- _TO BE DONE_
Please print the data below line for line, without changing a single character, and leave the pictures out.

>>>

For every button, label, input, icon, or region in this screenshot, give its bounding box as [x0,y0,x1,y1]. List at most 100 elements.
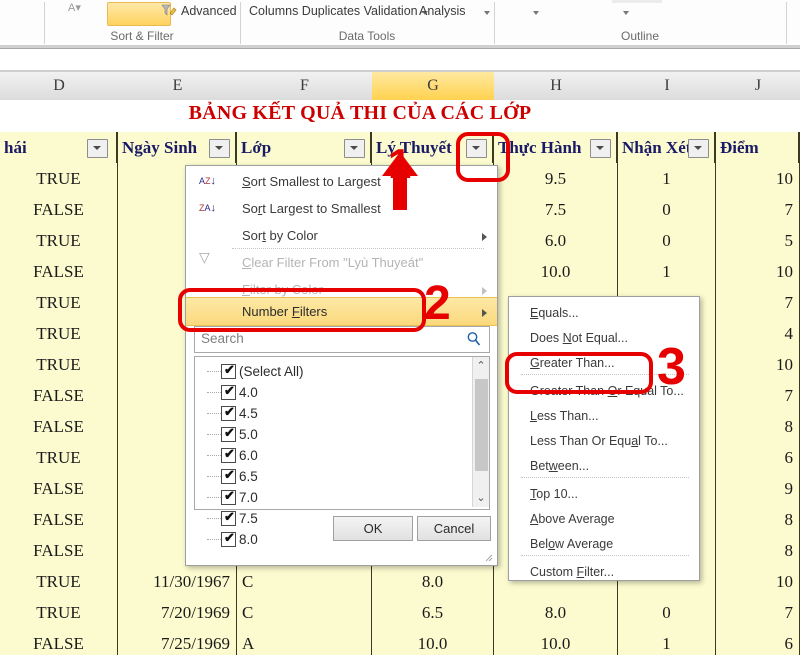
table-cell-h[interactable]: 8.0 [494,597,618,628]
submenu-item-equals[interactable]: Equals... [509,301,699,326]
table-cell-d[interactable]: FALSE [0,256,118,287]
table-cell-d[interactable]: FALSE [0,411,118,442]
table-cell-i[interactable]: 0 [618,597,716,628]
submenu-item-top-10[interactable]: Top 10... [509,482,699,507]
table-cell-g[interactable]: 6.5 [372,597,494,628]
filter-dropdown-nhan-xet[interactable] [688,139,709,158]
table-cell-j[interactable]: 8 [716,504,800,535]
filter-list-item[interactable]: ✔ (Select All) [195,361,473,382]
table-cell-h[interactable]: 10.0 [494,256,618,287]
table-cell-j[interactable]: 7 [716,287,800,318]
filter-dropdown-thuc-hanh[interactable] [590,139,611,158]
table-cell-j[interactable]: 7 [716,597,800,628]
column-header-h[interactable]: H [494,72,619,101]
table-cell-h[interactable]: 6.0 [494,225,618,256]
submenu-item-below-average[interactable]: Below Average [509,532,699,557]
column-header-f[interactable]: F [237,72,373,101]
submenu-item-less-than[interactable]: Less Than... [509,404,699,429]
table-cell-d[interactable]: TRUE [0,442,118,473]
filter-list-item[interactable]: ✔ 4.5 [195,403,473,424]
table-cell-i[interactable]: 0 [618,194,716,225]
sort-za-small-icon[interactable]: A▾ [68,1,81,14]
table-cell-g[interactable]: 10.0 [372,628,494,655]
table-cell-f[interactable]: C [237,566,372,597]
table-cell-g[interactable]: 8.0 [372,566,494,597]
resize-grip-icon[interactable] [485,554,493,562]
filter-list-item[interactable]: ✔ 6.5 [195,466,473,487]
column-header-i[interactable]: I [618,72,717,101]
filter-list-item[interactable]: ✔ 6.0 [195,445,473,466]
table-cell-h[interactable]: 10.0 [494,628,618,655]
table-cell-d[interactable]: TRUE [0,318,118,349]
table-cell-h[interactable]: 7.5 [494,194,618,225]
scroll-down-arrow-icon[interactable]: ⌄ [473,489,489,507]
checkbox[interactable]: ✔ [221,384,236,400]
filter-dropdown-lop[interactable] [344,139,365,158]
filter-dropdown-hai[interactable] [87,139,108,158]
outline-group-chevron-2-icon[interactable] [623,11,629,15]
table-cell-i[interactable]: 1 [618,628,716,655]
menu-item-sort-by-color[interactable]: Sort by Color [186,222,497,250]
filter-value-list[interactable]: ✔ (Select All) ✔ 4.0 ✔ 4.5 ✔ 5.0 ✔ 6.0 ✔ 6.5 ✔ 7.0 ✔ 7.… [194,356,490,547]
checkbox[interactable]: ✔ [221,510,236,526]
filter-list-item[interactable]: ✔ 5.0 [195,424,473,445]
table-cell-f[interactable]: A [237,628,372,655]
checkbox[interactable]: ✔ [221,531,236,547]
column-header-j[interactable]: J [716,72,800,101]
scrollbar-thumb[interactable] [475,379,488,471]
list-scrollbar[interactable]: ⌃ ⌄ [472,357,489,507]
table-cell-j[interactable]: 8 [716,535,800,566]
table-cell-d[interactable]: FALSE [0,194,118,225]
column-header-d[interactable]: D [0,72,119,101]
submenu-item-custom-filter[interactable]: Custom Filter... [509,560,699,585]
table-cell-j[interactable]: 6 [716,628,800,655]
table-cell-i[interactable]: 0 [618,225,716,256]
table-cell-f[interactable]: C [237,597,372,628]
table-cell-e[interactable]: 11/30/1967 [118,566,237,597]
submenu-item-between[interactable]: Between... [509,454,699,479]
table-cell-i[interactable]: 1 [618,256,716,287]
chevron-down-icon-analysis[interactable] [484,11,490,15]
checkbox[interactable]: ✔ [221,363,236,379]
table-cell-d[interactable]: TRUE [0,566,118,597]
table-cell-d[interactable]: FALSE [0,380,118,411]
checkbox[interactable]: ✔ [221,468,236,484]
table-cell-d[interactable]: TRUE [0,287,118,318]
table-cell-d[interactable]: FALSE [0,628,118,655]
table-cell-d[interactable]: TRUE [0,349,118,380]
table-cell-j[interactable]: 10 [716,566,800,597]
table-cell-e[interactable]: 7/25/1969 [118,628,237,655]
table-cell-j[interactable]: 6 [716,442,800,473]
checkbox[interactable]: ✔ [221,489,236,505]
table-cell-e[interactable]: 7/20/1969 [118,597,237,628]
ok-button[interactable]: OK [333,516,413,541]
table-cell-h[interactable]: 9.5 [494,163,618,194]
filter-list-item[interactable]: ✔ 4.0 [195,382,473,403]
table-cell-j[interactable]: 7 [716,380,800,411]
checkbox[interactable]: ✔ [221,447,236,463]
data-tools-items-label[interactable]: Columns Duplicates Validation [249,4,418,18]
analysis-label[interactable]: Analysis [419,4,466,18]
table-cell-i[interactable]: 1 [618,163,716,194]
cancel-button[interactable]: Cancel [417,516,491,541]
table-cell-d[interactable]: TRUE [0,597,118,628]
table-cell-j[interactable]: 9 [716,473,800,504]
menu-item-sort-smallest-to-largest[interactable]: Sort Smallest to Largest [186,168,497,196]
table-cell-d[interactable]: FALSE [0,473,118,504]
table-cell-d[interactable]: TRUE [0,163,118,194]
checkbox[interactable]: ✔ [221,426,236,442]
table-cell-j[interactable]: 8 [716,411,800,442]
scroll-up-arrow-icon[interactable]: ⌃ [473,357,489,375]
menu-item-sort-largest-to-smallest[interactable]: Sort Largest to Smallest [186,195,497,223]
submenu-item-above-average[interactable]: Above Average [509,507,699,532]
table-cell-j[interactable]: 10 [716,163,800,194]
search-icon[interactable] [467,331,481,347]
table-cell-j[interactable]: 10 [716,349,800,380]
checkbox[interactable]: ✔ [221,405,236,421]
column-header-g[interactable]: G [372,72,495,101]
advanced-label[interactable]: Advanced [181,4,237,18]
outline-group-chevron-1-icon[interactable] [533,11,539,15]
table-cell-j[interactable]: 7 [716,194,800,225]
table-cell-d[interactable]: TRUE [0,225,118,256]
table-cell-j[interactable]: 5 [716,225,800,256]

<<<

- _SOLUTION TO THIS TASK_
For every button, label, input, icon, or region in this screenshot, give its bounding box as [x0,y0,x1,y1]. List at most 100 elements.
table-cell-h[interactable]: 8.0 [494,597,618,628]
submenu-item-equals[interactable]: Equals... [509,301,699,326]
table-cell-d[interactable]: FALSE [0,256,118,287]
table-cell-d[interactable]: FALSE [0,411,118,442]
table-cell-i[interactable]: 0 [618,597,716,628]
submenu-item-top-10[interactable]: Top 10... [509,482,699,507]
table-cell-g[interactable]: 6.5 [372,597,494,628]
filter-dropdown-nhan-xet[interactable] [688,139,709,158]
table-cell-j[interactable]: 8 [716,504,800,535]
filter-list-item[interactable]: ✔ (Select All) [195,361,473,382]
table-cell-h[interactable]: 10.0 [494,256,618,287]
table-cell-j[interactable]: 7 [716,287,800,318]
filter-dropdown-thuc-hanh[interactable] [590,139,611,158]
table-cell-j[interactable]: 7 [716,597,800,628]
column-header-h[interactable]: H [494,72,619,101]
table-cell-h[interactable]: 6.0 [494,225,618,256]
submenu-item-below-average[interactable]: Below Average [509,532,699,557]
column-header-f[interactable]: F [237,72,373,101]
submenu-item-less-than[interactable]: Less Than... [509,404,699,429]
table-cell-d[interactable]: TRUE [0,442,118,473]
filter-list-item[interactable]: ✔ 4.5 [195,403,473,424]
table-cell-i[interactable]: 0 [618,194,716,225]
sort-za-small-icon[interactable]: A▾ [68,1,81,14]
table-cell-g[interactable]: 10.0 [372,628,494,655]
table-cell-f[interactable]: C [237,566,372,597]
table-cell-g[interactable]: 8.0 [372,566,494,597]
resize-grip-icon[interactable] [485,554,493,562]
filter-list-item[interactable]: ✔ 6.5 [195,466,473,487]
column-header-i[interactable]: I [618,72,717,101]
filter-list-item[interactable]: ✔ 6.0 [195,445,473,466]
table-cell-h[interactable]: 10.0 [494,628,618,655]
table-cell-d[interactable]: TRUE [0,318,118,349]
table-cell-h[interactable]: 7.5 [494,194,618,225]
scroll-down-arrow-icon[interactable]: ⌄ [473,489,489,507]
checkbox[interactable]: ✔ [221,384,236,400]
filter-dropdown-lop[interactable] [344,139,365,158]
filter-dropdown-hai[interactable] [87,139,108,158]
outline-group-chevron-2-icon[interactable] [623,11,629,15]
table-cell-i[interactable]: 1 [618,628,716,655]
menu-item-sort-by-color[interactable]: Sort by Color [186,222,497,250]
filter-value-list[interactable]: ✔ (Select All) ✔ 4.0 ✔ 4.5 ✔ 5.0 ✔ 6.0 ✔ 6.5 ✔ 7.0 ✔ 7.… [194,356,490,547]
checkbox[interactable]: ✔ [221,510,236,526]
filter-list-item[interactable]: ✔ 5.0 [195,424,473,445]
table-cell-f[interactable]: A [237,628,372,655]
checkbox[interactable]: ✔ [221,531,236,547]
column-header-j[interactable]: J [716,72,800,101]
scrollbar-thumb[interactable] [475,379,488,471]
list-scrollbar[interactable]: ⌃ ⌄ [472,357,489,507]
table-cell-j[interactable]: 8 [716,535,800,566]
table-cell-d[interactable]: FALSE [0,194,118,225]
column-header-d[interactable]: D [0,72,119,101]
submenu-item-custom-filter[interactable]: Custom Filter... [509,560,699,585]
table-cell-j[interactable]: 6 [716,628,800,655]
table-cell-i[interactable]: 0 [618,225,716,256]
table-cell-f[interactable]: C [237,597,372,628]
table-cell-e[interactable]: 11/30/1967 [118,566,237,597]
submenu-item-between[interactable]: Between... [509,454,699,479]
table-cell-i[interactable]: 1 [618,256,716,287]
chevron-down-icon-analysis[interactable] [484,11,490,15]
checkbox[interactable]: ✔ [221,363,236,379]
table-cell-d[interactable]: TRUE [0,566,118,597]
table-cell-d[interactable]: FALSE [0,380,118,411]
checkbox[interactable]: ✔ [221,468,236,484]
table-cell-d[interactable]: TRUE [0,287,118,318]
table-cell-d[interactable]: FALSE [0,628,118,655]
table-cell-d[interactable]: TRUE [0,349,118,380]
table-cell-j[interactable]: 10 [716,566,800,597]
table-cell-e[interactable]: 7/25/1969 [118,628,237,655]
table-cell-j[interactable]: 6 [716,442,800,473]
checkbox[interactable]: ✔ [221,489,236,505]
table-cell-e[interactable]: 7/20/1969 [118,597,237,628]
ok-button[interactable]: OK [333,516,413,541]
table-cell-h[interactable]: 9.5 [494,163,618,194]
filter-list-item[interactable]: ✔ 4.0 [195,382,473,403]
table-cell-j[interactable]: 7 [716,380,800,411]
checkbox[interactable]: ✔ [221,447,236,463]
data-tools-items-label[interactable]: Columns Duplicates Validation [249,4,418,18]
analysis-label[interactable]: Analysis [419,4,466,18]
table-cell-i[interactable]: 1 [618,163,716,194]
cancel-button[interactable]: Cancel [417,516,491,541]
table-cell-d[interactable]: TRUE [0,597,118,628]
table-cell-j[interactable]: 9 [716,473,800,504]
menu-item-sort-smallest-to-largest[interactable]: Sort Smallest to Largest [186,168,497,196]
table-cell-d[interactable]: FALSE [0,473,118,504]
table-cell-d[interactable]: TRUE [0,163,118,194]
checkbox[interactable]: ✔ [221,426,236,442]
table-cell-j[interactable]: 8 [716,411,800,442]
scroll-up-arrow-icon[interactable]: ⌃ [473,357,489,375]
menu-item-sort-largest-to-smallest[interactable]: Sort Largest to Smallest [186,195,497,223]
submenu-item-above-average[interactable]: Above Average [509,507,699,532]
table-cell-j[interactable]: 10 [716,163,800,194]
search-icon[interactable] [467,331,481,347]
table-cell-j[interactable]: 10 [716,349,800,380]
checkbox[interactable]: ✔ [221,405,236,421]
column-header-g[interactable]: G [372,72,495,101]
advanced-label[interactable]: Advanced [181,4,237,18]
outline-group-chevron-1-icon[interactable] [533,11,539,15]
table-cell-j[interactable]: 7 [716,194,800,225]
table-cell-d[interactable]: TRUE [0,225,118,256]
table-cell-j[interactable]: 5 [716,225,800,256]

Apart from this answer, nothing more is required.